### [The request]
Retype each record shown below, leaving every character as it is.

• • • •

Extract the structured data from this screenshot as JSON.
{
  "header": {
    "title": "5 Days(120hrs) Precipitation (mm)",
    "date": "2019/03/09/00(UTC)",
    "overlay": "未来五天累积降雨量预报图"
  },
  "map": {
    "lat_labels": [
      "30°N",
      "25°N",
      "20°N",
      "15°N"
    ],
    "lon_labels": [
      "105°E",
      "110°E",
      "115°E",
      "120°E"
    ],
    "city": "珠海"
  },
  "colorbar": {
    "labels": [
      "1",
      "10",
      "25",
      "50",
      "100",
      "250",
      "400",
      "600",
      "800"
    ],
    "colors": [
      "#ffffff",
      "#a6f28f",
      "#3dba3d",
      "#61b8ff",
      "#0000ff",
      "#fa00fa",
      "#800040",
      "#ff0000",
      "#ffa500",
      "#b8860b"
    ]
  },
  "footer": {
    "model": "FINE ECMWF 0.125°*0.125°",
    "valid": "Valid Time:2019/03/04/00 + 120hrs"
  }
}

• • • •

### [Solution to the problem]
Extract the structured data from this screenshot as JSON.
{
  "header": {
    "title": "5 Days(120hrs) Precipitation (mm)",
    "date": "2019/03/09/00(UTC)",
    "overlay": "未来五天累积降雨量预报图"
  },
  "map": {
    "lat_labels": [
      "30°N",
      "25°N",
      "20°N",
      "15°N"
    ],
    "lon_labels": [
      "105°E",
      "110°E",
      "115°E",
      "120°E"
    ],
    "city": "珠海"
  },
  "colorbar": {
    "labels": [
      "1",
      "10",
      "25",
      "50",
      "100",
      "250",
      "400",
      "600",
      "800"
    ],
    "colors": [
      "#ffffff",
      "#a6f28f",
      "#3dba3d",
      "#61b8ff",
      "#0000ff",
      "#fa00fa",
      "#800040",
      "#ff0000",
      "#ffa500",
      "#b8860b"
    ]
  },
  "footer": {
    "model": "FINE ECMWF 0.125°*0.125°",
    "valid": "Valid Time:2019/03/04/00 + 120hrs"
  }
}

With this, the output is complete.